*PROBLEM TO SOLVE*:
Which lines have the string "down"? Copy all of them from the entries below.

*INFORMATION SHOWN*:

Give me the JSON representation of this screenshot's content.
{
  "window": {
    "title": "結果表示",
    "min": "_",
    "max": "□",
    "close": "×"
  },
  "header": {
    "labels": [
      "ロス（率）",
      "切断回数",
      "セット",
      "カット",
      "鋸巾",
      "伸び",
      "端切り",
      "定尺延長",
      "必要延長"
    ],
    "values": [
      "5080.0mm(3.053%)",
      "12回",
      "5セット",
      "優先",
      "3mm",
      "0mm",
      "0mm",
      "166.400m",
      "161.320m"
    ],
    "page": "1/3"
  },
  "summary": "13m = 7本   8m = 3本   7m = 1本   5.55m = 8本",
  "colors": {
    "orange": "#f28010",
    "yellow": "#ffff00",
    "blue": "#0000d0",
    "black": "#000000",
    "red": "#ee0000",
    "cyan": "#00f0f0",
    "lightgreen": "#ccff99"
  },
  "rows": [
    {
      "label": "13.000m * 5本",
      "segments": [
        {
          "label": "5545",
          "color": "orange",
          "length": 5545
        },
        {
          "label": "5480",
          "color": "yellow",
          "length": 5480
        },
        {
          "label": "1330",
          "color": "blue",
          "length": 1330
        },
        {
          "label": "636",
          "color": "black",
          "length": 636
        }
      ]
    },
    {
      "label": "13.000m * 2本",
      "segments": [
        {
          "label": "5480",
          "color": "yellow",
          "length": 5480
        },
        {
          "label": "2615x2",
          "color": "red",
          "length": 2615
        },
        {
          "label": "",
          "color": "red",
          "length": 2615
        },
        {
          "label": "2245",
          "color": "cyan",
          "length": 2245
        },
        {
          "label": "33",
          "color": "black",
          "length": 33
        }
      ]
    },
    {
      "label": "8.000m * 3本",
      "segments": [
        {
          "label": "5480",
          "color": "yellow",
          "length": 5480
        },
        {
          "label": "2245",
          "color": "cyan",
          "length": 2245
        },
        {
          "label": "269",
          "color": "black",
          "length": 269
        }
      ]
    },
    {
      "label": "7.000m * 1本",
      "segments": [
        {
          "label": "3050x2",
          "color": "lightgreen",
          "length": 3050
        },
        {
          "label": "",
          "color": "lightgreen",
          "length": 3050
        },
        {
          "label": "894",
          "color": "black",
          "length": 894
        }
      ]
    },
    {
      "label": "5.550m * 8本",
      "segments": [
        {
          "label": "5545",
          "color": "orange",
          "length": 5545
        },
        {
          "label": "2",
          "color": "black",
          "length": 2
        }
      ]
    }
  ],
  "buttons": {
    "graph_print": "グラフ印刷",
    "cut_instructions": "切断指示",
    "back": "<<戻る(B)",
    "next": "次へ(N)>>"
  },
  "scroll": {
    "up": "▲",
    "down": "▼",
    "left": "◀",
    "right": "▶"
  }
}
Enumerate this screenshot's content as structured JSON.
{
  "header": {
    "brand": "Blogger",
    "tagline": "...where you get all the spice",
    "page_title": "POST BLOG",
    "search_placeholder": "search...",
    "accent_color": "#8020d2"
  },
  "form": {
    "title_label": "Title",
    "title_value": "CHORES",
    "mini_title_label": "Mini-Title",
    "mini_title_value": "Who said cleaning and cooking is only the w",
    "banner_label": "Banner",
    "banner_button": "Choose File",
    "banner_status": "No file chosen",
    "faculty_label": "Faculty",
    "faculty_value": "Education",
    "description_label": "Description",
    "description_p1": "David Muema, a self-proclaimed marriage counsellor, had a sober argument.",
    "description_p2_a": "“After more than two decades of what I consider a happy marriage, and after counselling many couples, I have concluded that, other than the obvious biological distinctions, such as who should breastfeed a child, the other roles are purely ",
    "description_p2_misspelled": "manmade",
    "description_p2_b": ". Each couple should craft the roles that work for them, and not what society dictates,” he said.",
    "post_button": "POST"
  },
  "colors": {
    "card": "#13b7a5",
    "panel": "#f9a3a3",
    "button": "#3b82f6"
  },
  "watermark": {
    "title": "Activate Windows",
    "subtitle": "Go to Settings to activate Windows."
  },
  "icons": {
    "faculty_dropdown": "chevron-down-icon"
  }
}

*FINAL ANSWER*:
    "down": "▼",
    "faculty_dropdown": "chevron-down-icon"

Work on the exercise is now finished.